> [TASK INPUT]:
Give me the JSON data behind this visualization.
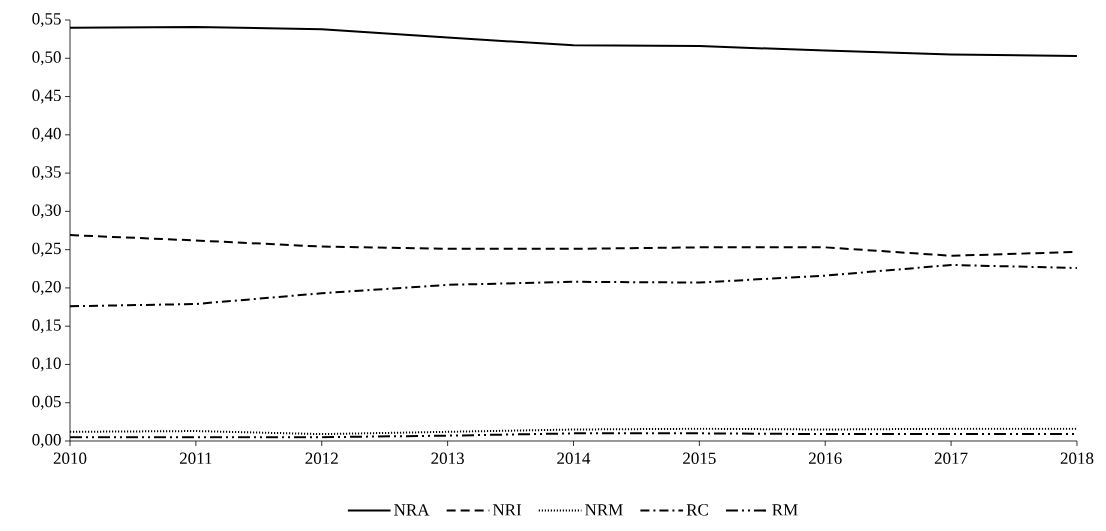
{
  "chart_data": {
    "type": "line",
    "x": [
      2010,
      2011,
      2012,
      2013,
      2014,
      2015,
      2016,
      2017,
      2018
    ],
    "xlim": [
      2010,
      2018
    ],
    "xticks": [
      2010,
      2011,
      2012,
      2013,
      2014,
      2015,
      2016,
      2017,
      2018
    ],
    "ylim": [
      0,
      0.55
    ],
    "yticks": [
      {
        "value": 0,
        "label": "0,00"
      },
      {
        "value": 0.05,
        "label": "0,05"
      },
      {
        "value": 0.1,
        "label": "0,10"
      },
      {
        "value": 0.15,
        "label": "0,15"
      },
      {
        "value": 0.2,
        "label": "0,20"
      },
      {
        "value": 0.25,
        "label": "0,25"
      },
      {
        "value": 0.3,
        "label": "0,30"
      },
      {
        "value": 0.35,
        "label": "0,35"
      },
      {
        "value": 0.4,
        "label": "0,40"
      },
      {
        "value": 0.45,
        "label": "0,45"
      },
      {
        "value": 0.5,
        "label": "0,50"
      },
      {
        "value": 0.55,
        "label": "0,55"
      }
    ],
    "legend": "bottom",
    "grid": false,
    "marker": "none",
    "series": [
      {
        "name": "NRA",
        "color": "#000000",
        "line_style": "solid",
        "values": [
          0.54,
          0.541,
          0.538,
          0.527,
          0.517,
          0.516,
          0.51,
          0.505,
          0.503
        ]
      },
      {
        "name": "NRI",
        "color": "#000000",
        "line_style": "dashed",
        "values": [
          0.269,
          0.262,
          0.254,
          0.251,
          0.251,
          0.253,
          0.253,
          0.242,
          0.247
        ]
      },
      {
        "name": "NRM",
        "color": "#000000",
        "line_style": "dotted",
        "values": [
          0.012,
          0.013,
          0.009,
          0.012,
          0.015,
          0.016,
          0.015,
          0.016,
          0.016
        ]
      },
      {
        "name": "RC",
        "color": "#000000",
        "line_style": "dashdot",
        "values": [
          0.176,
          0.179,
          0.193,
          0.204,
          0.208,
          0.207,
          0.216,
          0.23,
          0.226
        ]
      },
      {
        "name": "RM",
        "color": "#000000",
        "line_style": "dashdotdot",
        "values": [
          0.005,
          0.005,
          0.005,
          0.007,
          0.01,
          0.01,
          0.009,
          0.009,
          0.009
        ]
      }
    ]
  }
}
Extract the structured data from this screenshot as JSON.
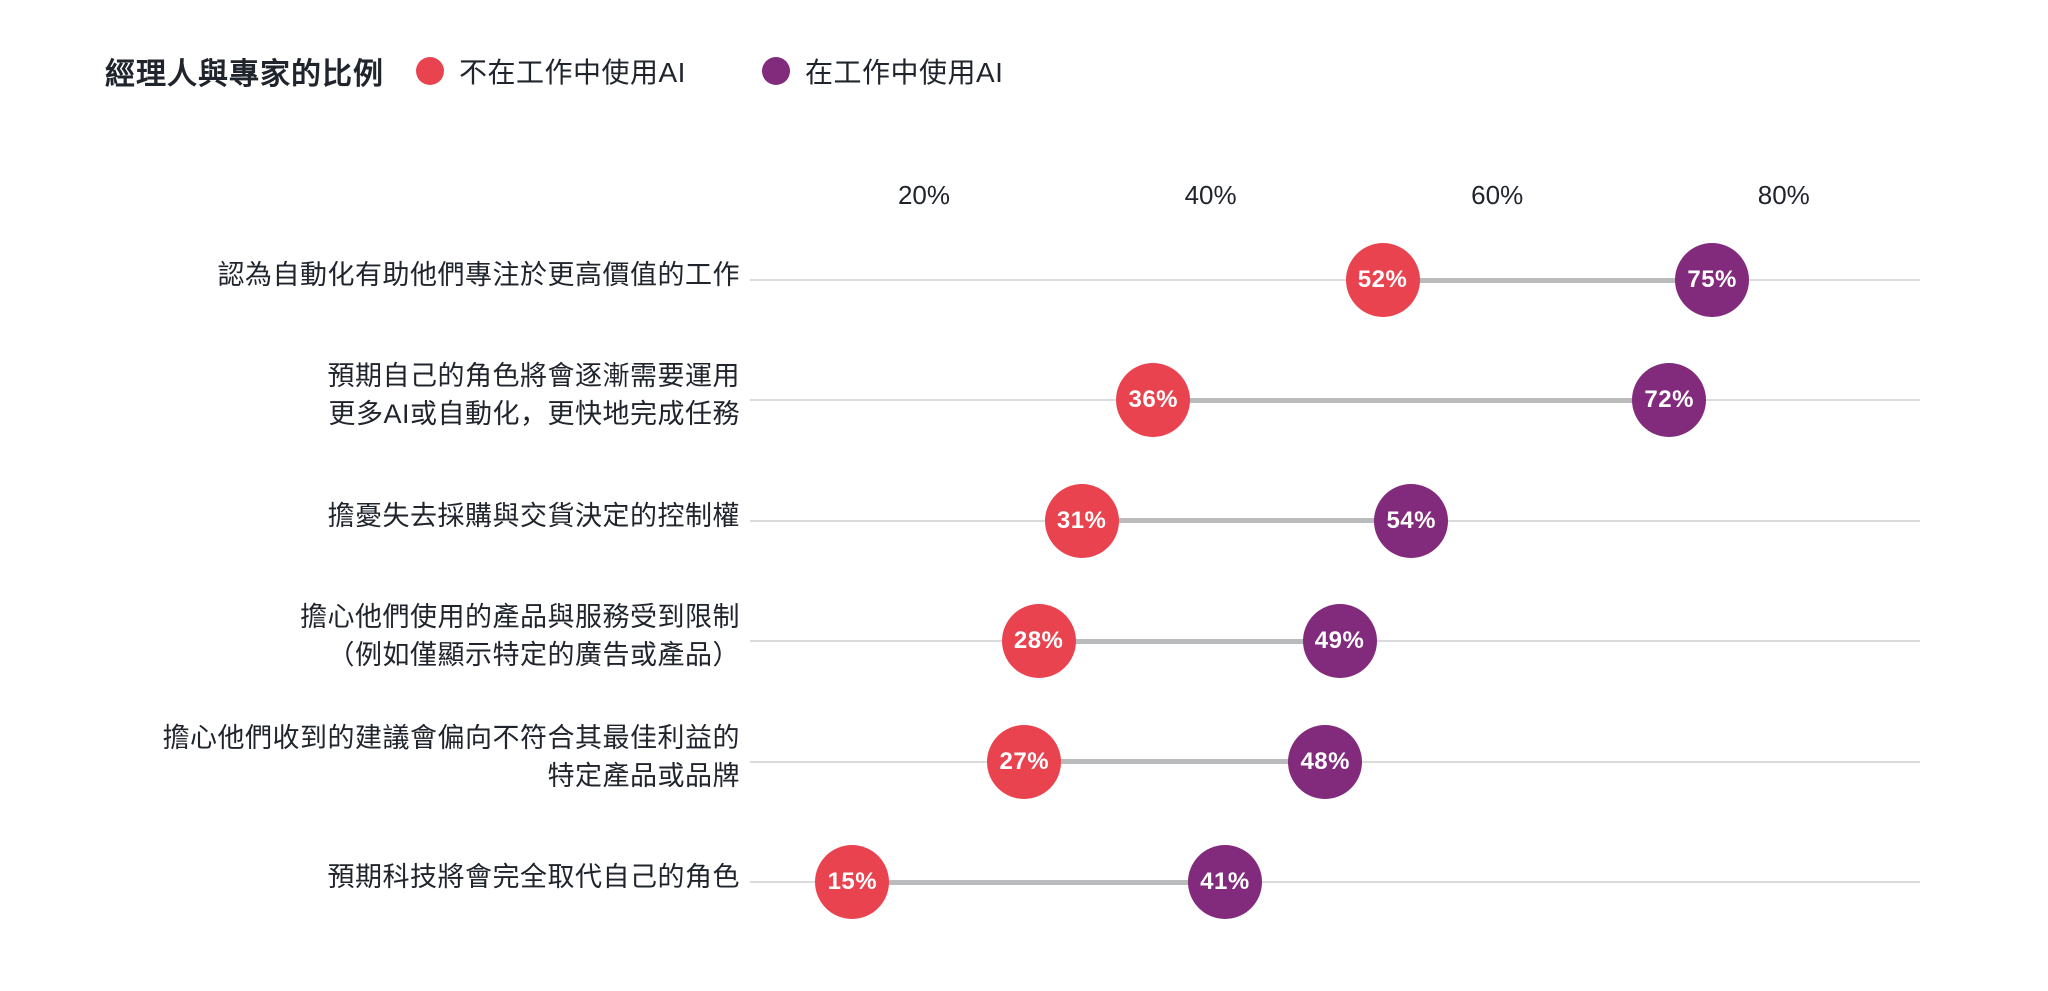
{
  "header": {
    "title": "經理人與專家的比例",
    "legend": [
      {
        "label": "不在工作中使用AI",
        "color": "#E9434F"
      },
      {
        "label": "在工作中使用AI",
        "color": "#822A7C"
      }
    ]
  },
  "colors": {
    "red": "#E9434F",
    "purple": "#822A7C",
    "baseline": "#DADBDC",
    "connector": "#B9BBBD",
    "text": "#20242C",
    "background": "#FFFFFF"
  },
  "chart_data": {
    "type": "dumbbell",
    "title": "經理人與專家的比例",
    "unit": "%",
    "legend_position": "top",
    "grid": "off",
    "axis": {
      "min": 8,
      "max": 89,
      "ticks": [
        {
          "value": 20,
          "label": "20%"
        },
        {
          "value": 40,
          "label": "40%"
        },
        {
          "value": 60,
          "label": "60%"
        },
        {
          "value": 80,
          "label": "80%"
        }
      ]
    },
    "series": [
      {
        "name": "不在工作中使用AI",
        "color": "#E9434F"
      },
      {
        "name": "在工作中使用AI",
        "color": "#822A7C"
      }
    ],
    "rows": [
      {
        "label_lines": [
          "認為自動化有助他們專注於更高價值的工作"
        ],
        "values": [
          52,
          75
        ],
        "value_labels": [
          "52%",
          "75%"
        ]
      },
      {
        "label_lines": [
          "預期自己的角色將會逐漸需要運用",
          "更多AI或自動化，更快地完成任務"
        ],
        "values": [
          36,
          72
        ],
        "value_labels": [
          "36%",
          "72%"
        ]
      },
      {
        "label_lines": [
          "擔憂失去採購與交貨決定的控制權"
        ],
        "values": [
          31,
          54
        ],
        "value_labels": [
          "31%",
          "54%"
        ]
      },
      {
        "label_lines": [
          "擔心他們使用的產品與服務受到限制",
          "（例如僅顯示特定的廣告或產品）"
        ],
        "values": [
          28,
          49
        ],
        "value_labels": [
          "28%",
          "49%"
        ]
      },
      {
        "label_lines": [
          "擔心他們收到的建議會偏向不符合其最佳利益的",
          "特定產品或品牌"
        ],
        "values": [
          27,
          48
        ],
        "value_labels": [
          "27%",
          "48%"
        ]
      },
      {
        "label_lines": [
          "預期科技將會完全取代自己的角色"
        ],
        "values": [
          15,
          41
        ],
        "value_labels": [
          "15%",
          "41%"
        ]
      }
    ]
  }
}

> [WRITTEN EXERCISE]: Repeat each entry exactly. Pictures do not belong in the copy.

> [ANSWER TO THIS TASK]:
Give me the JSON data behind this visualization.
{
  "chart_data": {
    "type": "line",
    "x": [
      2010,
      2011,
      2012,
      2013,
      2014,
      2015,
      2016,
      2017,
      2018
    ],
    "xlim": [
      2010,
      2018
    ],
    "xticks": [
      2010,
      2011,
      2012,
      2013,
      2014,
      2015,
      2016,
      2017,
      2018
    ],
    "ylim": [
      0,
      0.55
    ],
    "yticks": [
      {
        "value": 0,
        "label": "0,00"
      },
      {
        "value": 0.05,
        "label": "0,05"
      },
      {
        "value": 0.1,
        "label": "0,10"
      },
      {
        "value": 0.15,
        "label": "0,15"
      },
      {
        "value": 0.2,
        "label": "0,20"
      },
      {
        "value": 0.25,
        "label": "0,25"
      },
      {
        "value": 0.3,
        "label": "0,30"
      },
      {
        "value": 0.35,
        "label": "0,35"
      },
      {
        "value": 0.4,
        "label": "0,40"
      },
      {
        "value": 0.45,
        "label": "0,45"
      },
      {
        "value": 0.5,
        "label": "0,50"
      },
      {
        "value": 0.55,
        "label": "0,55"
      }
    ],
    "legend": "bottom",
    "grid": false,
    "marker": "none",
    "series": [
      {
        "name": "NRA",
        "color": "#000000",
        "line_style": "solid",
        "values": [
          0.54,
          0.541,
          0.538,
          0.527,
          0.517,
          0.516,
          0.51,
          0.505,
          0.503
        ]
      },
      {
        "name": "NRI",
        "color": "#000000",
        "line_style": "dashed",
        "values": [
          0.269,
          0.262,
          0.254,
          0.251,
          0.251,
          0.253,
          0.253,
          0.242,
          0.247
        ]
      },
      {
        "name": "NRM",
        "color": "#000000",
        "line_style": "dotted",
        "values": [
          0.012,
          0.013,
          0.009,
          0.012,
          0.015,
          0.016,
          0.015,
          0.016,
          0.016
        ]
      },
      {
        "name": "RC",
        "color": "#000000",
        "line_style": "dashdot",
        "values": [
          0.176,
          0.179,
          0.193,
          0.204,
          0.208,
          0.207,
          0.216,
          0.23,
          0.226
        ]
      },
      {
        "name": "RM",
        "color": "#000000",
        "line_style": "dashdotdot",
        "values": [
          0.005,
          0.005,
          0.005,
          0.007,
          0.01,
          0.01,
          0.009,
          0.009,
          0.009
        ]
      }
    ]
  }
}
Extract the structured data from this screenshot as JSON.
{
  "header": {
    "title": "經理人與專家的比例",
    "legend": [
      {
        "label": "不在工作中使用AI",
        "color": "#E9434F"
      },
      {
        "label": "在工作中使用AI",
        "color": "#822A7C"
      }
    ]
  },
  "colors": {
    "red": "#E9434F",
    "purple": "#822A7C",
    "baseline": "#DADBDC",
    "connector": "#B9BBBD",
    "text": "#20242C",
    "background": "#FFFFFF"
  },
  "chart_data": {
    "type": "dumbbell",
    "title": "經理人與專家的比例",
    "unit": "%",
    "legend_position": "top",
    "grid": "off",
    "axis": {
      "min": 8,
      "max": 89,
      "ticks": [
        {
          "value": 20,
          "label": "20%"
        },
        {
          "value": 40,
          "label": "40%"
        },
        {
          "value": 60,
          "label": "60%"
        },
        {
          "value": 80,
          "label": "80%"
        }
      ]
    },
    "series": [
      {
        "name": "不在工作中使用AI",
        "color": "#E9434F"
      },
      {
        "name": "在工作中使用AI",
        "color": "#822A7C"
      }
    ],
    "rows": [
      {
        "label_lines": [
          "認為自動化有助他們專注於更高價值的工作"
        ],
        "values": [
          52,
          75
        ],
        "value_labels": [
          "52%",
          "75%"
        ]
      },
      {
        "label_lines": [
          "預期自己的角色將會逐漸需要運用",
          "更多AI或自動化，更快地完成任務"
        ],
        "values": [
          36,
          72
        ],
        "value_labels": [
          "36%",
          "72%"
        ]
      },
      {
        "label_lines": [
          "擔憂失去採購與交貨決定的控制權"
        ],
        "values": [
          31,
          54
        ],
        "value_labels": [
          "31%",
          "54%"
        ]
      },
      {
        "label_lines": [
          "擔心他們使用的產品與服務受到限制",
          "（例如僅顯示特定的廣告或產品）"
        ],
        "values": [
          28,
          49
        ],
        "value_labels": [
          "28%",
          "49%"
        ]
      },
      {
        "label_lines": [
          "擔心他們收到的建議會偏向不符合其最佳利益的",
          "特定產品或品牌"
        ],
        "values": [
          27,
          48
        ],
        "value_labels": [
          "27%",
          "48%"
        ]
      },
      {
        "label_lines": [
          "預期科技將會完全取代自己的角色"
        ],
        "values": [
          15,
          41
        ],
        "value_labels": [
          "15%",
          "41%"
        ]
      }
    ]
  }
}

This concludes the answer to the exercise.